▶ INFORMATION SHOWN
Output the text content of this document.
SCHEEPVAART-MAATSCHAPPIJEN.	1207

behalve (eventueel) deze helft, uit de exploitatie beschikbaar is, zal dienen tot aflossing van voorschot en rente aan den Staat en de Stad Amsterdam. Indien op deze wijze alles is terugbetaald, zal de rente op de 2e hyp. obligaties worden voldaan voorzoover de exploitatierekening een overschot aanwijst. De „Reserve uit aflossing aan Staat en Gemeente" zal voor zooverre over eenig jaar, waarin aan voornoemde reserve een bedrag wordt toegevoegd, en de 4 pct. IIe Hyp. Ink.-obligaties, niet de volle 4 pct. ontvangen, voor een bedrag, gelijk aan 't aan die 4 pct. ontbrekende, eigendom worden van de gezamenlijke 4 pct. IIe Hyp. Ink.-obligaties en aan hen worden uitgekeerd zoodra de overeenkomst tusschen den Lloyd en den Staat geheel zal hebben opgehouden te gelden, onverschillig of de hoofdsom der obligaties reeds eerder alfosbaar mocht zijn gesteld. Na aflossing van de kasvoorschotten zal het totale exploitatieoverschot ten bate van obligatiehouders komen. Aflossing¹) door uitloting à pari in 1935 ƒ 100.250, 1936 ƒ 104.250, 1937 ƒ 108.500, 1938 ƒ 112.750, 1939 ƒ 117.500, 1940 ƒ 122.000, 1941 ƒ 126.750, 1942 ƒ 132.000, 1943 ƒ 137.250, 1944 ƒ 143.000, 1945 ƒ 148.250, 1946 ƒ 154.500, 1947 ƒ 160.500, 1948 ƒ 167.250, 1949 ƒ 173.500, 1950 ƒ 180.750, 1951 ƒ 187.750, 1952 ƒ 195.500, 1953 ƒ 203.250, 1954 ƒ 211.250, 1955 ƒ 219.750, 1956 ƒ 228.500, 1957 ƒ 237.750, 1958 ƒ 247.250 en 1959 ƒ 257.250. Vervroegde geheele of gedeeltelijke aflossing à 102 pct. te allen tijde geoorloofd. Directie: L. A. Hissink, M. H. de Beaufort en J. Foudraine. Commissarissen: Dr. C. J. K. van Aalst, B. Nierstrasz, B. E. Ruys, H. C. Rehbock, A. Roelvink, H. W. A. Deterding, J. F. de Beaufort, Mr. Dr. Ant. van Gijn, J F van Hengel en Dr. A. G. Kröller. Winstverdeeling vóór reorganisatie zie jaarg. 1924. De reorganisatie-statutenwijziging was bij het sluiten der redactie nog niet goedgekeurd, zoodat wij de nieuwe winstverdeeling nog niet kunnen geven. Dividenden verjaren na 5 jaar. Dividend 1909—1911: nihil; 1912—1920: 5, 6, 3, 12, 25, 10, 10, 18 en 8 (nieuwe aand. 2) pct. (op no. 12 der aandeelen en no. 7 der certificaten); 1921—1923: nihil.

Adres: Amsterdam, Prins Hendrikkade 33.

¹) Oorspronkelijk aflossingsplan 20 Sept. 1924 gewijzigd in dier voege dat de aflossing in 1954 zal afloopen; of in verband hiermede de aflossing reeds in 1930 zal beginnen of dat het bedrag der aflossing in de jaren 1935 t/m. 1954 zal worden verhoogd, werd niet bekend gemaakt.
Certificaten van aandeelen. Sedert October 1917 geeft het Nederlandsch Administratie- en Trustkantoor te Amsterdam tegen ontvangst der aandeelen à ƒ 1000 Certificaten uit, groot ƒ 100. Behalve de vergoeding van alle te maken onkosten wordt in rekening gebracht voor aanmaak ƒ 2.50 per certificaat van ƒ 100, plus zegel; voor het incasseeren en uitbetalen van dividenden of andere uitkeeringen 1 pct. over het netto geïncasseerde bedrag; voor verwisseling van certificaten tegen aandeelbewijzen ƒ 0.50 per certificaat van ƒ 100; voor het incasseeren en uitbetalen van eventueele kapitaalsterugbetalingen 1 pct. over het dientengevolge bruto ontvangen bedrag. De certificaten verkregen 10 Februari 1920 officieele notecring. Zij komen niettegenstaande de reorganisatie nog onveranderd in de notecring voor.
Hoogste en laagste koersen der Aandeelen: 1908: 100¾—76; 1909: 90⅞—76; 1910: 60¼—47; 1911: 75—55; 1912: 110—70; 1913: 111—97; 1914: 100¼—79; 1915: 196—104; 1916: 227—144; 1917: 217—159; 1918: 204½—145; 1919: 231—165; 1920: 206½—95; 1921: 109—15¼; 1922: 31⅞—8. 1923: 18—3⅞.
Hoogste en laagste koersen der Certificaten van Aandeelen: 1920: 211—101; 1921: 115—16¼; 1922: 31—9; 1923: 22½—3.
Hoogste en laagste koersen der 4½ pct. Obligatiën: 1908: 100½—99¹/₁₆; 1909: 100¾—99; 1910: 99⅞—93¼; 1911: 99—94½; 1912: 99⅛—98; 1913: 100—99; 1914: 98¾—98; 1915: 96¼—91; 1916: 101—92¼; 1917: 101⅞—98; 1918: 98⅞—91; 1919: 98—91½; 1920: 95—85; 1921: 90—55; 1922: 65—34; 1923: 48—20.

▶ DIRECTIONS
Return what is listed above, exactly and completely.

▶ THE SOLUTION
Output the text content of this document.
SCHEEPVAART-MAATSCHAPPIJEN.	1207

behalve (eventueel) deze helft, uit de exploitatie beschikbaar is, zal dienen tot aflossing van voorschot en rente aan den Staat en de Stad Amsterdam. Indien op deze wijze alles is terugbetaald, zal de rente op de 2e hyp. obligaties worden voldaan voorzoover de exploitatierekening een overschot aanwijst. De „Reserve uit aflossing aan Staat en Gemeente" zal voor zooverre over eenig jaar, waarin aan voornoemde reserve een bedrag wordt toegevoegd, en de 4 pct. IIe Hyp. Ink.-obligaties, niet de volle 4 pct. ontvangen, voor een bedrag, gelijk aan 't aan die 4 pct. ontbrekende, eigendom worden van de gezamenlijke 4 pct. IIe Hyp. Ink.-obligaties en aan hen worden uitgekeerd zoodra de overeenkomst tusschen den Lloyd en den Staat geheel zal hebben opgehouden te gelden, onverschillig of de hoofdsom der obligaties reeds eerder alfosbaar mocht zijn gesteld. Na aflossing van de kasvoorschotten zal het totale exploitatieoverschot ten bate van obligatiehouders komen. Aflossing¹) door uitloting à pari in 1935 ƒ 100.250, 1936 ƒ 104.250, 1937 ƒ 108.500, 1938 ƒ 112.750, 1939 ƒ 117.500, 1940 ƒ 122.000, 1941 ƒ 126.750, 1942 ƒ 132.000, 1943 ƒ 137.250, 1944 ƒ 143.000, 1945 ƒ 148.250, 1946 ƒ 154.500, 1947 ƒ 160.500, 1948 ƒ 167.250, 1949 ƒ 173.500, 1950 ƒ 180.750, 1951 ƒ 187.750, 1952 ƒ 195.500, 1953 ƒ 203.250, 1954 ƒ 211.250, 1955 ƒ 219.750, 1956 ƒ 228.500, 1957 ƒ 237.750, 1958 ƒ 247.250 en 1959 ƒ 257.250. Vervroegde geheele of gedeeltelijke aflossing à 102 pct. te allen tijde geoorloofd. Directie: L. A. Hissink, M. H. de Beaufort en J. Foudraine. Commissarissen: Dr. C. J. K. van Aalst, B. Nierstrasz, B. E. Ruys, H. C. Rehbock, A. Roelvink, H. W. A. Deterding, J. F. de Beaufort, Mr. Dr. Ant. van Gijn, J F van Hengel en Dr. A. G. Kröller. Winstverdeeling vóór reorganisatie zie jaarg. 1924. De reorganisatie-statutenwijziging was bij het sluiten der redactie nog niet goedgekeurd, zoodat wij de nieuwe winstverdeeling nog niet kunnen geven. Dividenden verjaren na 5 jaar. Dividend 1909—1911: nihil; 1912—1920: 5, 6, 3, 12, 25, 10, 10, 18 en 8 (nieuwe aand. 2) pct. (op no. 12 der aandeelen en no. 7 der certificaten); 1921—1923: nihil.

Adres: Amsterdam, Prins Hendrikkade 33.

¹) Oorspronkelijk aflossingsplan 20 Sept. 1924 gewijzigd in dier voege dat de aflossing in 1954 zal afloopen; of in verband hiermede de aflossing reeds in 1930 zal beginnen of dat het bedrag der aflossing in de jaren 1935 t/m. 1954 zal worden verhoogd, werd niet bekend gemaakt.
Certificaten van aandeelen. Sedert October 1917 geeft het Nederlandsch Administratie- en Trustkantoor te Amsterdam tegen ontvangst der aandeelen à ƒ 1000 Certificaten uit, groot ƒ 100. Behalve de vergoeding van alle te maken onkosten wordt in rekening gebracht voor aanmaak ƒ 2.50 per certificaat van ƒ 100, plus zegel; voor het incasseeren en uitbetalen van dividenden of andere uitkeeringen 1 pct. over het netto geïncasseerde bedrag; voor verwisseling van certificaten tegen aandeelbewijzen ƒ 0.50 per certificaat van ƒ 100; voor het incasseeren en uitbetalen van eventueele kapitaalsterugbetalingen 1 pct. over het dientengevolge bruto ontvangen bedrag. De certificaten verkregen 10 Februari 1920 officieele notecring. Zij komen niettegenstaande de reorganisatie nog onveranderd in de notecring voor.
Hoogste en laagste koersen der Aandeelen: 1908: 100¾—76; 1909: 90⅞—76; 1910: 60¼—47; 1911: 75—55; 1912: 110—70; 1913: 111—97; 1914: 100¼—79; 1915: 196—104; 1916: 227—144; 1917: 217—159; 1918: 204½—145; 1919: 231—165; 1920: 206½—95; 1921: 109—15¼; 1922: 31⅞—8. 1923: 18—3⅞.
Hoogste en laagste koersen der Certificaten van Aandeelen: 1920: 211—101; 1921: 115—16¼; 1922: 31—9; 1923: 22½—3.
Hoogste en laagste koersen der 4½ pct. Obligatiën: 1908: 100½—99¹/₁₆; 1909: 100¾—99; 1910: 99⅞—93¼; 1911: 99—94½; 1912: 99⅛—98; 1913: 100—99; 1914: 98¾—98; 1915: 96¼—91; 1916: 101—92¼; 1917: 101⅞—98; 1918: 98⅞—91; 1919: 98—91½; 1920: 95—85; 1921: 90—55; 1922: 65—34; 1923: 48—20.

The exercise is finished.